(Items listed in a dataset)
==*==
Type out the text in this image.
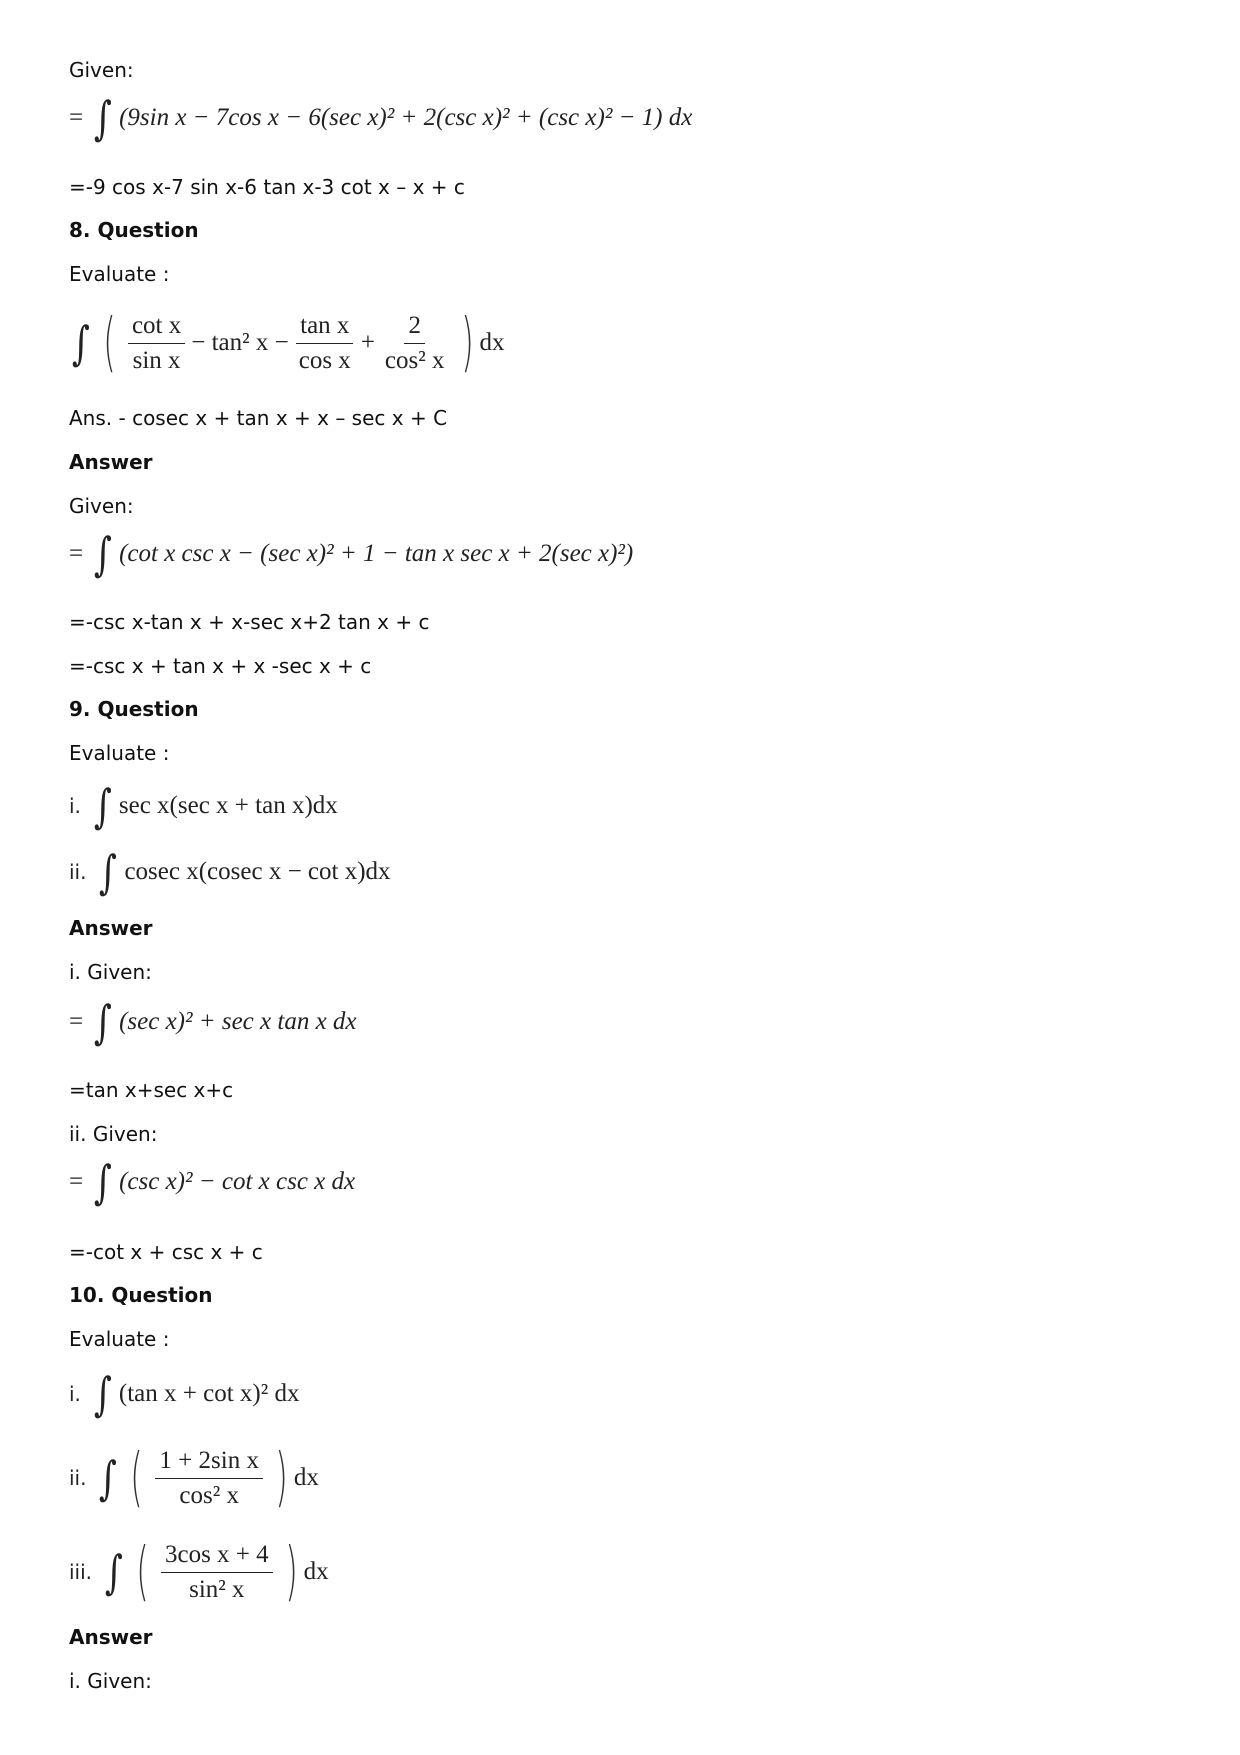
Given:
= ∫ (9sin x − 7cos x − 6(sec x)² + 2(csc x)² + (csc x)² − 1) dx
=-9 cos x-7 sin x-6 tan x-3 cot x – x + c
8. Question
Evaluate :
∫ ( $\frac{\text{cot x}}{\text{sin x}} - \tan^2$ $x - \frac{\text{tan x}}{\text{cos x}} + \frac{2}{\text{cos² x}}$ ) dx
Ans. - cosec x + tan x + x – sec x + C
Answer
Given:
= ∫ (cot x csc x − (sec x)² + 1 − tan x sec x + 2(sec x)²)
=-csc x-tan x + x-sec x+2 tan x + c
=-csc x + tan x + x -sec x + c
9. Question
Evaluate :
i. ∫ sec x(sec x + tan x)dx
ii. ∫ cosec x(cosec x − cot x)dx
Answer
i. Given:
= ∫ (sec x)² + sec x tan x dx
=tan x+sec x+c
ii. Given:
= ∫ (csc x)² − cot x csc x dx
=-cot x + csc x + c
10. Question
Evaluate :
i. ∫ (tan x + cot x)² dx
ii. ∫ ( $\frac{\text{1 + 2sin x}}{\text{cos² x}}$ ) dx
iii. ∫ ( $\frac{\text{3cos x + 4}}{\text{sin² x}}$ ) dx
Answer
i. Given:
==*==
• **Instructions for the task**:
Give back each entry exactly as it appears, with no pictures.

• **Response to this exercise**:
Type out the text in this image.
Given:
= ∫ (9sin x − 7cos x − 6(sec x)² + 2(csc x)² + (csc x)² − 1) dx
=-9 cos x-7 sin x-6 tan x-3 cot x – x + c
8. Question
Evaluate :
∫ ( $\frac{\text{cot x}}{\text{sin x}} - \tan^2$ $x - \frac{\text{tan x}}{\text{cos x}} + \frac{2}{\text{cos² x}}$ ) dx
Ans. - cosec x + tan x + x – sec x + C
Answer
Given:
= ∫ (cot x csc x − (sec x)² + 1 − tan x sec x + 2(sec x)²)
=-csc x-tan x + x-sec x+2 tan x + c
=-csc x + tan x + x -sec x + c
9. Question
Evaluate :
i. ∫ sec x(sec x + tan x)dx
ii. ∫ cosec x(cosec x − cot x)dx
Answer
i. Given:
= ∫ (sec x)² + sec x tan x dx
=tan x+sec x+c
ii. Given:
= ∫ (csc x)² − cot x csc x dx
=-cot x + csc x + c
10. Question
Evaluate :
i. ∫ (tan x + cot x)² dx
ii. ∫ ( $\frac{\text{1 + 2sin x}}{\text{cos² x}}$ ) dx
iii. ∫ ( $\frac{\text{3cos x + 4}}{\text{sin² x}}$ ) dx
Answer
i. Given:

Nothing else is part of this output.